▶ [Short task]: Please set out the items from the very start through the line containing "- yellow-dashed-line: [292, 268, 333, 270]", inclusive, as a Markdown table with the columns "Number" and "Text". Number each row and leave out blank lines.

▶ [Provided information]:
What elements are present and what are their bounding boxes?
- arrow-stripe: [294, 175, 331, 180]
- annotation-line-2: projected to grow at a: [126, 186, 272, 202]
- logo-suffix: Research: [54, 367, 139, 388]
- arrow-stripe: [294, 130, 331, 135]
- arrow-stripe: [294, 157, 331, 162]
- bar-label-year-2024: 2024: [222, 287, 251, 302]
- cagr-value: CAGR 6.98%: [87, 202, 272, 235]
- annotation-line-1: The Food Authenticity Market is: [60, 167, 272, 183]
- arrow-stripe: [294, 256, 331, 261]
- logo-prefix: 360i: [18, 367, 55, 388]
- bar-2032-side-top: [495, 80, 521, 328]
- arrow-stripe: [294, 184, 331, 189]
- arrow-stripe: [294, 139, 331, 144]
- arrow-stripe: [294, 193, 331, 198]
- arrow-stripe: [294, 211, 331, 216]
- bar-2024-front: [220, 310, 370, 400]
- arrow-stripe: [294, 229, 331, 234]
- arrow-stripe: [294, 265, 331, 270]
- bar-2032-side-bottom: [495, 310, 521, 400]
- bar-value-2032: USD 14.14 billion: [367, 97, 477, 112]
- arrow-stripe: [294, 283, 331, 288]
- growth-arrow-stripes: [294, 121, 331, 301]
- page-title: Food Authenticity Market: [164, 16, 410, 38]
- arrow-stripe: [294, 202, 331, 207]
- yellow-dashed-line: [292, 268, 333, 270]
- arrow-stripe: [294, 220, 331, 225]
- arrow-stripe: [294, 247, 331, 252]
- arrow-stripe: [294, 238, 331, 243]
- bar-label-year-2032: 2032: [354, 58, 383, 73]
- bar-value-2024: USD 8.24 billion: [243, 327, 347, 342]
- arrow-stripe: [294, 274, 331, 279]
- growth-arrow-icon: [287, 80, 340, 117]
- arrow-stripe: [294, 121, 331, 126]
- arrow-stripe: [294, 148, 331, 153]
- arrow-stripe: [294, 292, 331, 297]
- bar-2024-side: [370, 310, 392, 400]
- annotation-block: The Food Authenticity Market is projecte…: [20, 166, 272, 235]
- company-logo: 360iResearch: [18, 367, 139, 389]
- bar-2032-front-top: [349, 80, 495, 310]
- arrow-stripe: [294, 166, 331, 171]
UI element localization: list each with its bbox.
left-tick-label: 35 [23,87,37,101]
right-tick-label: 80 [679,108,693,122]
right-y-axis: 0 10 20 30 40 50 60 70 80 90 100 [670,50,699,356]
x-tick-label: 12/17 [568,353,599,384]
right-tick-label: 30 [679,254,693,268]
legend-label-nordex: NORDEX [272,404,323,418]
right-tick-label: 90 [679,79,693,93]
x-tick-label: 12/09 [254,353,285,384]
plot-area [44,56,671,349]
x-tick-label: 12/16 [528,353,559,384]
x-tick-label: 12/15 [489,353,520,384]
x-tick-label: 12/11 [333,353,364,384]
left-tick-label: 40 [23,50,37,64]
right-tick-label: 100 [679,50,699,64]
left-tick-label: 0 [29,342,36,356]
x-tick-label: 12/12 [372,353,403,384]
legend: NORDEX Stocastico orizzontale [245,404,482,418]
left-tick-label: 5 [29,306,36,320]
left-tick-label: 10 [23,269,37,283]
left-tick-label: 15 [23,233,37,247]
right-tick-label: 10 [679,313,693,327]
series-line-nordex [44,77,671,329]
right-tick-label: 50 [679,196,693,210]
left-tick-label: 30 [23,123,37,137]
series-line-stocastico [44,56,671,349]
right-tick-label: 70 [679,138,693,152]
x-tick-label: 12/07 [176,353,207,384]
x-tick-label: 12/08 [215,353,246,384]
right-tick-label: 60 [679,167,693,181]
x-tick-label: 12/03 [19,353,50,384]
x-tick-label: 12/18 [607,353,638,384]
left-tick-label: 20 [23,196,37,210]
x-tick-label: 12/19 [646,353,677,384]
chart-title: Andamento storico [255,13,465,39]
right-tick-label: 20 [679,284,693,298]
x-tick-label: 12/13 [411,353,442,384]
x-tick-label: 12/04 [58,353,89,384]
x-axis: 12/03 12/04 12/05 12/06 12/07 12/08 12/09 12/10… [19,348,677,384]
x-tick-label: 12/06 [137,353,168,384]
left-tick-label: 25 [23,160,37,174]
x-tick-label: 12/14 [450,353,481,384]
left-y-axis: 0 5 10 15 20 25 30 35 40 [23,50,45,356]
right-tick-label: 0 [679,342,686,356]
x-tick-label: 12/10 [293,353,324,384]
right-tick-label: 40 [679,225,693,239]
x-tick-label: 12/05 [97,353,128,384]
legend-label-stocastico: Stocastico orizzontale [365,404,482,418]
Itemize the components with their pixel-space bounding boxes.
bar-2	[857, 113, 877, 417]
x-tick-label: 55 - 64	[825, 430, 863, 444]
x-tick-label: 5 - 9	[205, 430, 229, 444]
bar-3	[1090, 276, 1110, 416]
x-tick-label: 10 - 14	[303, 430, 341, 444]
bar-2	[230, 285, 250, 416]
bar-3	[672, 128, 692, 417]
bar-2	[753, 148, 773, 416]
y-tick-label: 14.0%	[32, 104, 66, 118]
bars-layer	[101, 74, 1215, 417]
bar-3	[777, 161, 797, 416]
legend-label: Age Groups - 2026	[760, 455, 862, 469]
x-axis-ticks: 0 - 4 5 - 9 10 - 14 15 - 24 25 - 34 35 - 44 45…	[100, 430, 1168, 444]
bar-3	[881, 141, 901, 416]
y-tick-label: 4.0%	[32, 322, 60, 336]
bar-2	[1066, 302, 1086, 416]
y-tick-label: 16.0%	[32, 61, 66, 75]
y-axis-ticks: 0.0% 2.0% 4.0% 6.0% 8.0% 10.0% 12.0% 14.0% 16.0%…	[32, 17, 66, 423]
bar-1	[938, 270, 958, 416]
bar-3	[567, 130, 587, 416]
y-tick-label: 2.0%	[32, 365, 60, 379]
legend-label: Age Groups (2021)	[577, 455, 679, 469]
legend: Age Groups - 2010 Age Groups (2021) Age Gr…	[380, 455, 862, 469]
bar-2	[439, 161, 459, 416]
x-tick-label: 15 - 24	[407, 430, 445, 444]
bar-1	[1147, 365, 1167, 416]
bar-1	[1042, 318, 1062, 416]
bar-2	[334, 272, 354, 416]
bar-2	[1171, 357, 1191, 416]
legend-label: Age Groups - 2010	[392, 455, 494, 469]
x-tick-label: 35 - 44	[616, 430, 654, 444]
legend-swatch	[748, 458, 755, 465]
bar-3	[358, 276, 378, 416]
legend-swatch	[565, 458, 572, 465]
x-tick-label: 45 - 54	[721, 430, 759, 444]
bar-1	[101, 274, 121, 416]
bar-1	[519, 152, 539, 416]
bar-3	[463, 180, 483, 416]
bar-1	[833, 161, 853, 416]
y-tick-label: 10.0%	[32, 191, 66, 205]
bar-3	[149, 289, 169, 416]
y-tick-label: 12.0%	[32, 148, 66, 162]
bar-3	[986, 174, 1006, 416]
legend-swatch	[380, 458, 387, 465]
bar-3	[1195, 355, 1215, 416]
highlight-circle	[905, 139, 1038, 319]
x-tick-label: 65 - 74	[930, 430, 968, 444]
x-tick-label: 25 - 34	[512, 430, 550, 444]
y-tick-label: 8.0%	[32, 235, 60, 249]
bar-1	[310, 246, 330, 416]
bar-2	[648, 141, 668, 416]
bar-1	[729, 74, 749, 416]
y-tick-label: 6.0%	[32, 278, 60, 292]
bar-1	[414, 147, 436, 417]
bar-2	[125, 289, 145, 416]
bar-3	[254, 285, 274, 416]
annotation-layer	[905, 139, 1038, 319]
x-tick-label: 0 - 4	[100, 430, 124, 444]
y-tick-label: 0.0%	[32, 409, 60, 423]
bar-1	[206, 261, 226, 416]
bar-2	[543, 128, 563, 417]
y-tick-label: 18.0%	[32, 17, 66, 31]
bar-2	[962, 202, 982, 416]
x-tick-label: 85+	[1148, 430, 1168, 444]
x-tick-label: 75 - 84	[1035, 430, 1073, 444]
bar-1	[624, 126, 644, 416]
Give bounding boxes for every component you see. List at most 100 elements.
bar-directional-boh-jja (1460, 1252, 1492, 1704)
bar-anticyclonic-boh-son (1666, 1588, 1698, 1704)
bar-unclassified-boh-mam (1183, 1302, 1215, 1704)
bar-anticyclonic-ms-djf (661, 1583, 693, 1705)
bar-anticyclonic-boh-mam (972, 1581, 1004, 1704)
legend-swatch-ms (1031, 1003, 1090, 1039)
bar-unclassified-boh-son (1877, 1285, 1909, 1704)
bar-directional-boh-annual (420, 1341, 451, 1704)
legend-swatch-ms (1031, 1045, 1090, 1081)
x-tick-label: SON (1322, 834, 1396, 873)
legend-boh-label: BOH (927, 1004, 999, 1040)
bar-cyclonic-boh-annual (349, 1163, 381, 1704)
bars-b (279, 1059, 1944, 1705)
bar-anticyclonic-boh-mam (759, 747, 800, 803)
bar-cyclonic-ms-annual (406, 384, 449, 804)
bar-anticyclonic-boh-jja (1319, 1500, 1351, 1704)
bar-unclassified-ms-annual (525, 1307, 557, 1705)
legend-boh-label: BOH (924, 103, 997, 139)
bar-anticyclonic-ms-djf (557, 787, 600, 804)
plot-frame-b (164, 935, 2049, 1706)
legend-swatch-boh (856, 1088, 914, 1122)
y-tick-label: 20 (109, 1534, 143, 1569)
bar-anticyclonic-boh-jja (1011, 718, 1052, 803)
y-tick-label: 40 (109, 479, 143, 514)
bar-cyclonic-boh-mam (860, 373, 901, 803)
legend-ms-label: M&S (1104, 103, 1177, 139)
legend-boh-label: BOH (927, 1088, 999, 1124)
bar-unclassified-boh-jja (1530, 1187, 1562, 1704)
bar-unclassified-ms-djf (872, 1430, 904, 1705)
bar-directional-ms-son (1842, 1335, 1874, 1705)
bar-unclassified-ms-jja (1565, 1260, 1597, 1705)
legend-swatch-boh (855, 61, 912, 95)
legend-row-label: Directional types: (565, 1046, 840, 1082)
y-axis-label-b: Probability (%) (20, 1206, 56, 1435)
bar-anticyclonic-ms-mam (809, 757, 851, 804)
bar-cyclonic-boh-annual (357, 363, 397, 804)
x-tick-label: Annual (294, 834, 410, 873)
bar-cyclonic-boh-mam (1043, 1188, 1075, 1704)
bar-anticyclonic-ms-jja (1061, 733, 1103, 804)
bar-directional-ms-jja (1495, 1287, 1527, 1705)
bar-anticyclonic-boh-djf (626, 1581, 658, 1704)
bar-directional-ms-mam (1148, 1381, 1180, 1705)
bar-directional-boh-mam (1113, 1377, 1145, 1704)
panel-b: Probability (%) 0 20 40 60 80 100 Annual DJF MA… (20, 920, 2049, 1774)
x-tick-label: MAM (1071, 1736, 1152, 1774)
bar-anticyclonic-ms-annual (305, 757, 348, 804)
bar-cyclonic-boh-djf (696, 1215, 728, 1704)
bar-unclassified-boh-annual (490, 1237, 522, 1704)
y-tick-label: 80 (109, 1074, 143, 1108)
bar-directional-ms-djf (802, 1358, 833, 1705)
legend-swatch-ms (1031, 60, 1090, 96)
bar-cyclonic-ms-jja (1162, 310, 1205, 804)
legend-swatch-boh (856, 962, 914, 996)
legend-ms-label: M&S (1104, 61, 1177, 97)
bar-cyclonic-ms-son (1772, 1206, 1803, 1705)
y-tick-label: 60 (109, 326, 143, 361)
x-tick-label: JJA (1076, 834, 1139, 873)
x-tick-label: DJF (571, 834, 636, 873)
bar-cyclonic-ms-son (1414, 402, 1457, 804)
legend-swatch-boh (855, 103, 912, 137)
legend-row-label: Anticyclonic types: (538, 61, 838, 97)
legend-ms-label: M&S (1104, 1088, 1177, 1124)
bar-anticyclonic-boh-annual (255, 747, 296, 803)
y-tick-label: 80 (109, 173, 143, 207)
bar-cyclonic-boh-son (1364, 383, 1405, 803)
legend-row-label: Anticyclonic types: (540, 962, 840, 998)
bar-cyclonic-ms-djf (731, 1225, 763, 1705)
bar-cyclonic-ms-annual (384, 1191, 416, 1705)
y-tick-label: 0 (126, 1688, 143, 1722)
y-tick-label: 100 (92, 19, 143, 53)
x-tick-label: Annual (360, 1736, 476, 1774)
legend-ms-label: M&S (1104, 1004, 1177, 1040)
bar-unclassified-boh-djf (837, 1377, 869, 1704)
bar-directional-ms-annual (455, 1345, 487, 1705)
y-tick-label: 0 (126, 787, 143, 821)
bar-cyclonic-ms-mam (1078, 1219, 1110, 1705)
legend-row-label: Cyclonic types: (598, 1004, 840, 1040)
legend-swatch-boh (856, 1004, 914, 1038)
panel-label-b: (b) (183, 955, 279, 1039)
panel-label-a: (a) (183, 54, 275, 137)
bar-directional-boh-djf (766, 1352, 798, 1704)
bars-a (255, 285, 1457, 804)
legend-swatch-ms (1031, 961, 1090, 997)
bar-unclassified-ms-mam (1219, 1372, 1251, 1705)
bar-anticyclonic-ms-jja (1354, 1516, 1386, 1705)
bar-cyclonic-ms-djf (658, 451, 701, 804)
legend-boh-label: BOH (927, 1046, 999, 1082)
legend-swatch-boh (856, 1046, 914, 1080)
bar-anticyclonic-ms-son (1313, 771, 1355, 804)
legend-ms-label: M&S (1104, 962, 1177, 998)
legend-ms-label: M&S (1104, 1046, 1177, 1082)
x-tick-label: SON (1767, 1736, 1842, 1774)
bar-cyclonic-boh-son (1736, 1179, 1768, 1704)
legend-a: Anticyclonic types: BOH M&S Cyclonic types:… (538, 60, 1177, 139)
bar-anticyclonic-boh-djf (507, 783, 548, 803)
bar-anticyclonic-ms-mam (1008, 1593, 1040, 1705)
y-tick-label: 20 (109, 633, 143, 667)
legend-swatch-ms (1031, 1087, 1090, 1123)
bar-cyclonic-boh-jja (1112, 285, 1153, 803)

▶ [The reply]:
| Number | Text |
|---|---|
| 1 | What elements are present and what are their bounding boxes? |
| 2 | - arrow-stripe: [294, 175, 331, 180] |
| 3 | - annotation-line-2: projected to grow at a: [126, 186, 272, 202] |
| 4 | - logo-suffix: Research: [54, 367, 139, 388] |
| 5 | - arrow-stripe: [294, 130, 331, 135] |
| 6 | - arrow-stripe: [294, 157, 331, 162] |
| 7 | - bar-label-year-2024: 2024: [222, 287, 251, 302] |
| 8 | - cagr-value: CAGR 6.98%: [87, 202, 272, 235] |
| 9 | - annotation-line-1: The Food Authenticity Market is: [60, 167, 272, 183] |
| 10 | - arrow-stripe: [294, 256, 331, 261] |
| 11 | - logo-prefix: 360i: [18, 367, 55, 388] |
| 12 | - bar-2032-side-top: [495, 80, 521, 328] |
| 13 | - arrow-stripe: [294, 184, 331, 189] |
| 14 | - arrow-stripe: [294, 139, 331, 144] |
| 15 | - arrow-stripe: [294, 193, 331, 198] |
| 16 | - arrow-stripe: [294, 211, 331, 216] |
| 17 | - bar-2024-front: [220, 310, 370, 400] |
| 18 | - arrow-stripe: [294, 229, 331, 234] |
| 19 | - arrow-stripe: [294, 265, 331, 270] |
| 20 | - bar-2032-side-bottom: [495, 310, 521, 400] |
| 21 | - bar-value-2032: USD 14.14 billion: [367, 97, 477, 112] |
| 22 | - arrow-stripe: [294, 283, 331, 288] |
| 23 | - growth-arrow-stripes: [294, 121, 331, 301] |
| 24 | - page-title: Food Authenticity Market: [164, 16, 410, 38] |
| 25 | - arrow-stripe: [294, 202, 331, 207] |
| 26 | - yellow-dashed-line: [292, 268, 333, 270] |